■ **What needs to be done**:
Keep only the lines where "subtitle" appears.

Figure data in JSON:
• • • • •
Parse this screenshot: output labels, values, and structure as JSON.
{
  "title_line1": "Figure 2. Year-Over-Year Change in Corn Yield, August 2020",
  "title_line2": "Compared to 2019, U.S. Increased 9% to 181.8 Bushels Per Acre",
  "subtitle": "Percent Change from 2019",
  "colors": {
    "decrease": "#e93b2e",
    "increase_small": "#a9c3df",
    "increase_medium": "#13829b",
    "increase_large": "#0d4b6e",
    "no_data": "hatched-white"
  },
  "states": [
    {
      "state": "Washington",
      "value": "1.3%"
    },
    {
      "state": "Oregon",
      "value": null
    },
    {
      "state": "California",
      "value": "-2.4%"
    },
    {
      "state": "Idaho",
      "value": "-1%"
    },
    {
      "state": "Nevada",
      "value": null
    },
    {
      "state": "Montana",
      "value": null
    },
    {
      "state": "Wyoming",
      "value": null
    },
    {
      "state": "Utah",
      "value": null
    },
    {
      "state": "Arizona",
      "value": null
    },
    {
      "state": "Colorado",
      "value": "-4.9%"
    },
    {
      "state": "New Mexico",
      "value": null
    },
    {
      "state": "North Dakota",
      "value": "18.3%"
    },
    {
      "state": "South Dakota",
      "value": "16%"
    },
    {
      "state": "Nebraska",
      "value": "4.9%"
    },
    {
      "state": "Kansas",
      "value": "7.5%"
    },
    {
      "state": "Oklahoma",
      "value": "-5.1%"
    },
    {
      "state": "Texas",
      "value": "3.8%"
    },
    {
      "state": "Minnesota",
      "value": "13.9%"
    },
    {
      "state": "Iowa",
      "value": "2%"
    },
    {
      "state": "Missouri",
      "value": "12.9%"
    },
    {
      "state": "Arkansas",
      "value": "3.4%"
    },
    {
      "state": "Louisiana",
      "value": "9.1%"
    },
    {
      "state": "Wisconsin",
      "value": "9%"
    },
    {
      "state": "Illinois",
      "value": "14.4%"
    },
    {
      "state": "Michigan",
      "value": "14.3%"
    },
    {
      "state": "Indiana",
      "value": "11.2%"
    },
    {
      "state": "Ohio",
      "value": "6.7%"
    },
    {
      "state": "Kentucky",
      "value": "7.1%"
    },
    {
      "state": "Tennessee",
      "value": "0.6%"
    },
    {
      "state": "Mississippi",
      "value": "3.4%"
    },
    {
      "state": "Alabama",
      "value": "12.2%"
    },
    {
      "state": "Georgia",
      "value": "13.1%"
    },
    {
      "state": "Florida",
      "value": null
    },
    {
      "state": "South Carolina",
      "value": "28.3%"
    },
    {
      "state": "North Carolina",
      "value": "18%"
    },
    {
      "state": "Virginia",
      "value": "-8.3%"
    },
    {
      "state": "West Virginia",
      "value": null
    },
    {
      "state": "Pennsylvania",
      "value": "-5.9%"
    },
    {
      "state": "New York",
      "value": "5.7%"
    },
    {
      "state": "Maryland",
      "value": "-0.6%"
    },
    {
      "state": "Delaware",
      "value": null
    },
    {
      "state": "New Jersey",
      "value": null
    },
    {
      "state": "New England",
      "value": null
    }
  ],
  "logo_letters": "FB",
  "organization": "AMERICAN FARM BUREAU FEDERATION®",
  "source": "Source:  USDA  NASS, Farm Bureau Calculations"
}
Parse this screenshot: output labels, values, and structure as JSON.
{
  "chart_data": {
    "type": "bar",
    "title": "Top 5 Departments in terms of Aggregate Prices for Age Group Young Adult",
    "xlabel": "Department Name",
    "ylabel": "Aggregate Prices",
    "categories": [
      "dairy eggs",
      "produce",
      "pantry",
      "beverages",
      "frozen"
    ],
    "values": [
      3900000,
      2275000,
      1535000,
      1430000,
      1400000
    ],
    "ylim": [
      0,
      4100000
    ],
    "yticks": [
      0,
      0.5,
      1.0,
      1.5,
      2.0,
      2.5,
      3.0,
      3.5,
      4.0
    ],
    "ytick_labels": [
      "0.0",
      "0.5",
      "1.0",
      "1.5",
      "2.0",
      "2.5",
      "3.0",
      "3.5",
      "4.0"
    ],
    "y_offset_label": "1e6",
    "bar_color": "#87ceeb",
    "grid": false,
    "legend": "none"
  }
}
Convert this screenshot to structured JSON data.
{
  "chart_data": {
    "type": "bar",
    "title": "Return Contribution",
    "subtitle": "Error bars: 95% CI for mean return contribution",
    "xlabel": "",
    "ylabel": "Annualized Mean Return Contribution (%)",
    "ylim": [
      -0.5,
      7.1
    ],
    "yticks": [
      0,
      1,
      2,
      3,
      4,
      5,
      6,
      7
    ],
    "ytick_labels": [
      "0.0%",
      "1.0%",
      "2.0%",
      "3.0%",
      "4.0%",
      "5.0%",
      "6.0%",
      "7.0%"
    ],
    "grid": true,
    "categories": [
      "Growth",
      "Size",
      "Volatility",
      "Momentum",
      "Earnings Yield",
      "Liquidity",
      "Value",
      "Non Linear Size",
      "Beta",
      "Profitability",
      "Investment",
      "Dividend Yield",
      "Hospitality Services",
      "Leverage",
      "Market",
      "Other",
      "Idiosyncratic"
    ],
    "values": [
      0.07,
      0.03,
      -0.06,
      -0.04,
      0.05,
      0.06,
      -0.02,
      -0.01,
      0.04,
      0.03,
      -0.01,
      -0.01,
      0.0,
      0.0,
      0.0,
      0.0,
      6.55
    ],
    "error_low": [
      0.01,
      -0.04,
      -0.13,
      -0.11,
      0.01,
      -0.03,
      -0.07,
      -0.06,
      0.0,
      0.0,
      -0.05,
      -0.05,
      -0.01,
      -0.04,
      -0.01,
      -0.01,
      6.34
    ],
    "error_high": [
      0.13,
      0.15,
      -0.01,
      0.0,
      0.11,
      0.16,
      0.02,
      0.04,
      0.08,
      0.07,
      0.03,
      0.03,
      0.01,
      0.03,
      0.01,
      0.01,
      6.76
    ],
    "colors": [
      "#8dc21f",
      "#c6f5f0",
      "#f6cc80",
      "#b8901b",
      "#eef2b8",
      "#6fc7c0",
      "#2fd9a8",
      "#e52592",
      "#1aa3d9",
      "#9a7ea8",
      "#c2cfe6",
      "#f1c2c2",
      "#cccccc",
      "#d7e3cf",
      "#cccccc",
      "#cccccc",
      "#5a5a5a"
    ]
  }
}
• • • • •
■ **Output of the exercise**:
  "subtitle": "Percent Change from 2019",
    "subtitle": "Error bars: 95% CI for mean return contribution",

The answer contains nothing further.